- Your task -
Repeat every line of the material, character for character.

- Records supplied -

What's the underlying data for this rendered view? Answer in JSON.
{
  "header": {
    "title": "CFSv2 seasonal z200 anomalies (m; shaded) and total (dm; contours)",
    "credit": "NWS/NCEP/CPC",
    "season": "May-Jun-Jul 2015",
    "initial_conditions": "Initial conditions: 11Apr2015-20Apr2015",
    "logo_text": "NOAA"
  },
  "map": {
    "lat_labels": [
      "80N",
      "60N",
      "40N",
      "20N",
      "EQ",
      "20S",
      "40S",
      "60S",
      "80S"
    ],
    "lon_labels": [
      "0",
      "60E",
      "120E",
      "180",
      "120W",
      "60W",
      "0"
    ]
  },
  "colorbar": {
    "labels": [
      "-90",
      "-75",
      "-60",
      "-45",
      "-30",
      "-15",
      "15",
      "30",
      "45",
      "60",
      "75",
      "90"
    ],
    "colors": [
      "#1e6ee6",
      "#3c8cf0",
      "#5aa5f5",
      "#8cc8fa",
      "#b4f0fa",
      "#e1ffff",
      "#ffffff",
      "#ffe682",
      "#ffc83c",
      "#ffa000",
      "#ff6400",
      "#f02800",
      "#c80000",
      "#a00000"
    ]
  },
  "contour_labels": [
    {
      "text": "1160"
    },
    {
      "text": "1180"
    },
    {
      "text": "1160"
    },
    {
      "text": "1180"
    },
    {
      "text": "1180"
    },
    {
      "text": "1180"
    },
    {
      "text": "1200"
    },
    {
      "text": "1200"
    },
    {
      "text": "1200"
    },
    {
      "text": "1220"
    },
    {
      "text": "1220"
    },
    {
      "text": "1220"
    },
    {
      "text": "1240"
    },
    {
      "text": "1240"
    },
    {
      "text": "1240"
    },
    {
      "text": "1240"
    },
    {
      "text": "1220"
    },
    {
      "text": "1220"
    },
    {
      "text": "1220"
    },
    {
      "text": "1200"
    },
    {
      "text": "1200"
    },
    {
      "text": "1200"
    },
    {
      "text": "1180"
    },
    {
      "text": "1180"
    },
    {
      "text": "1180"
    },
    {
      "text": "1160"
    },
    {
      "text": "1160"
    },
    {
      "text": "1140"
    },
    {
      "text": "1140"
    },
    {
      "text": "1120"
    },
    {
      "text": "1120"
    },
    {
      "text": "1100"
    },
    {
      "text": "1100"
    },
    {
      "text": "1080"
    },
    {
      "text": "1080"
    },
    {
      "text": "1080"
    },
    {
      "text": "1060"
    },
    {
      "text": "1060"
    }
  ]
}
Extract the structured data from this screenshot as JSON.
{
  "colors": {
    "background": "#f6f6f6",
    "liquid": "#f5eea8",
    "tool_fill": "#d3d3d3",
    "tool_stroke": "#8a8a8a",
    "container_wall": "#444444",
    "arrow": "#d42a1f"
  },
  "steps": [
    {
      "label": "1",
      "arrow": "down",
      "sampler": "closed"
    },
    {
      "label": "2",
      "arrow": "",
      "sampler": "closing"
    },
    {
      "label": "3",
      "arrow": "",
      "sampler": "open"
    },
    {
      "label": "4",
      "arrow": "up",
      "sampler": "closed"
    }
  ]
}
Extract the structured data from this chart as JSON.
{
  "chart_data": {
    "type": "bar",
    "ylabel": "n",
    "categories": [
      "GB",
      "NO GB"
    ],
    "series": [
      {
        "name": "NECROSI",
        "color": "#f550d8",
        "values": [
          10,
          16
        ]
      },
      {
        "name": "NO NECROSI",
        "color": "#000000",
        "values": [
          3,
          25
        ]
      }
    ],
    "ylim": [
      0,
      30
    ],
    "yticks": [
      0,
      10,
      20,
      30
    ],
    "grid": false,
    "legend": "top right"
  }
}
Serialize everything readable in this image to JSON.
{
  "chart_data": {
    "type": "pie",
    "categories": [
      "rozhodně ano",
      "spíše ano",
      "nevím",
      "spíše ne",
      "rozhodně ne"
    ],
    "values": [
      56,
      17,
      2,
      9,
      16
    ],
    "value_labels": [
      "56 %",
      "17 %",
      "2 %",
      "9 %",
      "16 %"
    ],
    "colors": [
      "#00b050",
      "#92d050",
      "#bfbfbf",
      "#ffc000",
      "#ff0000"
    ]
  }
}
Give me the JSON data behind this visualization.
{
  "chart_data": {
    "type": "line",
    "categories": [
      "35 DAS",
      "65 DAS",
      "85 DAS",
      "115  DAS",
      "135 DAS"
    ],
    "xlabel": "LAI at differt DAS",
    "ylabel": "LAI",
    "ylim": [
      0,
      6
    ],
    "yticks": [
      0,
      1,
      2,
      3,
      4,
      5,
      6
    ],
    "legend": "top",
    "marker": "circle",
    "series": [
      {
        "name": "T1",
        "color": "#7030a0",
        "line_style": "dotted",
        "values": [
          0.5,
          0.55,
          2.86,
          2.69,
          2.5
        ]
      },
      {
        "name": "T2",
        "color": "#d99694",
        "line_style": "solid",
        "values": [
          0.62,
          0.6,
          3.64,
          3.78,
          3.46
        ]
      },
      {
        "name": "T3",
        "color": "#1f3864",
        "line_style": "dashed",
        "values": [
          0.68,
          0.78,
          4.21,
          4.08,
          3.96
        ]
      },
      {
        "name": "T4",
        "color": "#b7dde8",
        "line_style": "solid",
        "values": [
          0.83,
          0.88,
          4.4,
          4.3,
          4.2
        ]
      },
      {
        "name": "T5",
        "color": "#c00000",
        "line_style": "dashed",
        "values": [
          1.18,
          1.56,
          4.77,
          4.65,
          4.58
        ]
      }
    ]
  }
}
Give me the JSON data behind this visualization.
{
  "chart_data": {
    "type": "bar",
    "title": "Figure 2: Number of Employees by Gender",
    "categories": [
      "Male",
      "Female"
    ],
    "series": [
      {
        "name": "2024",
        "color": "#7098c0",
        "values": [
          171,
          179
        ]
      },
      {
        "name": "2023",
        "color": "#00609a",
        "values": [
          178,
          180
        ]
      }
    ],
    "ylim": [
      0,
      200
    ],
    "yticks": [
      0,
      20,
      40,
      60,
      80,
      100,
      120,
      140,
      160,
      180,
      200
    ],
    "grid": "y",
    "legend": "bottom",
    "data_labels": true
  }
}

- Task response -
What's the underlying data for this rendered view? Answer in JSON.
{
  "header": {
    "title": "CFSv2 seasonal z200 anomalies (m; shaded) and total (dm; contours)",
    "credit": "NWS/NCEP/CPC",
    "season": "May-Jun-Jul 2015",
    "initial_conditions": "Initial conditions: 11Apr2015-20Apr2015",
    "logo_text": "NOAA"
  },
  "map": {
    "lat_labels": [
      "80N",
      "60N",
      "40N",
      "20N",
      "EQ",
      "20S",
      "40S",
      "60S",
      "80S"
    ],
    "lon_labels": [
      "0",
      "60E",
      "120E",
      "180",
      "120W",
      "60W",
      "0"
    ]
  },
  "colorbar": {
    "labels": [
      "-90",
      "-75",
      "-60",
      "-45",
      "-30",
      "-15",
      "15",
      "30",
      "45",
      "60",
      "75",
      "90"
    ],
    "colors": [
      "#1e6ee6",
      "#3c8cf0",
      "#5aa5f5",
      "#8cc8fa",
      "#b4f0fa",
      "#e1ffff",
      "#ffffff",
      "#ffe682",
      "#ffc83c",
      "#ffa000",
      "#ff6400",
      "#f02800",
      "#c80000",
      "#a00000"
    ]
  },
  "contour_labels": [
    {
      "text": "1160"
    },
    {
      "text": "1180"
    },
    {
      "text": "1160"
    },
    {
      "text": "1180"
    },
    {
      "text": "1180"
    },
    {
      "text": "1180"
    },
    {
      "text": "1200"
    },
    {
      "text": "1200"
    },
    {
      "text": "1200"
    },
    {
      "text": "1220"
    },
    {
      "text": "1220"
    },
    {
      "text": "1220"
    },
    {
      "text": "1240"
    },
    {
      "text": "1240"
    },
    {
      "text": "1240"
    },
    {
      "text": "1240"
    },
    {
      "text": "1220"
    },
    {
      "text": "1220"
    },
    {
      "text": "1220"
    },
    {
      "text": "1200"
    },
    {
      "text": "1200"
    },
    {
      "text": "1200"
    },
    {
      "text": "1180"
    },
    {
      "text": "1180"
    },
    {
      "text": "1180"
    },
    {
      "text": "1160"
    },
    {
      "text": "1160"
    },
    {
      "text": "1140"
    },
    {
      "text": "1140"
    },
    {
      "text": "1120"
    },
    {
      "text": "1120"
    },
    {
      "text": "1100"
    },
    {
      "text": "1100"
    },
    {
      "text": "1080"
    },
    {
      "text": "1080"
    },
    {
      "text": "1080"
    },
    {
      "text": "1060"
    },
    {
      "text": "1060"
    }
  ]
}
Extract the structured data from this screenshot as JSON.
{
  "colors": {
    "background": "#f6f6f6",
    "liquid": "#f5eea8",
    "tool_fill": "#d3d3d3",
    "tool_stroke": "#8a8a8a",
    "container_wall": "#444444",
    "arrow": "#d42a1f"
  },
  "steps": [
    {
      "label": "1",
      "arrow": "down",
      "sampler": "closed"
    },
    {
      "label": "2",
      "arrow": "",
      "sampler": "closing"
    },
    {
      "label": "3",
      "arrow": "",
      "sampler": "open"
    },
    {
      "label": "4",
      "arrow": "up",
      "sampler": "closed"
    }
  ]
}
Extract the structured data from this chart as JSON.
{
  "chart_data": {
    "type": "bar",
    "ylabel": "n",
    "categories": [
      "GB",
      "NO GB"
    ],
    "series": [
      {
        "name": "NECROSI",
        "color": "#f550d8",
        "values": [
          10,
          16
        ]
      },
      {
        "name": "NO NECROSI",
        "color": "#000000",
        "values": [
          3,
          25
        ]
      }
    ],
    "ylim": [
      0,
      30
    ],
    "yticks": [
      0,
      10,
      20,
      30
    ],
    "grid": false,
    "legend": "top right"
  }
}
Serialize everything readable in this image to JSON.
{
  "chart_data": {
    "type": "pie",
    "categories": [
      "rozhodně ano",
      "spíše ano",
      "nevím",
      "spíše ne",
      "rozhodně ne"
    ],
    "values": [
      56,
      17,
      2,
      9,
      16
    ],
    "value_labels": [
      "56 %",
      "17 %",
      "2 %",
      "9 %",
      "16 %"
    ],
    "colors": [
      "#00b050",
      "#92d050",
      "#bfbfbf",
      "#ffc000",
      "#ff0000"
    ]
  }
}
Give me the JSON data behind this visualization.
{
  "chart_data": {
    "type": "line",
    "categories": [
      "35 DAS",
      "65 DAS",
      "85 DAS",
      "115  DAS",
      "135 DAS"
    ],
    "xlabel": "LAI at differt DAS",
    "ylabel": "LAI",
    "ylim": [
      0,
      6
    ],
    "yticks": [
      0,
      1,
      2,
      3,
      4,
      5,
      6
    ],
    "legend": "top",
    "marker": "circle",
    "series": [
      {
        "name": "T1",
        "color": "#7030a0",
        "line_style": "dotted",
        "values": [
          0.5,
          0.55,
          2.86,
          2.69,
          2.5
        ]
      },
      {
        "name": "T2",
        "color": "#d99694",
        "line_style": "solid",
        "values": [
          0.62,
          0.6,
          3.64,
          3.78,
          3.46
        ]
      },
      {
        "name": "T3",
        "color": "#1f3864",
        "line_style": "dashed",
        "values": [
          0.68,
          0.78,
          4.21,
          4.08,
          3.96
        ]
      },
      {
        "name": "T4",
        "color": "#b7dde8",
        "line_style": "solid",
        "values": [
          0.83,
          0.88,
          4.4,
          4.3,
          4.2
        ]
      },
      {
        "name": "T5",
        "color": "#c00000",
        "line_style": "dashed",
        "values": [
          1.18,
          1.56,
          4.77,
          4.65,
          4.58
        ]
      }
    ]
  }
}
Give me the JSON data behind this visualization.
{
  "chart_data": {
    "type": "bar",
    "title": "Figure 2: Number of Employees by Gender",
    "categories": [
      "Male",
      "Female"
    ],
    "series": [
      {
        "name": "2024",
        "color": "#7098c0",
        "values": [
          171,
          179
        ]
      },
      {
        "name": "2023",
        "color": "#00609a",
        "values": [
          178,
          180
        ]
      }
    ],
    "ylim": [
      0,
      200
    ],
    "yticks": [
      0,
      20,
      40,
      60,
      80,
      100,
      120,
      140,
      160,
      180,
      200
    ],
    "grid": "y",
    "legend": "bottom",
    "data_labels": true
  }
}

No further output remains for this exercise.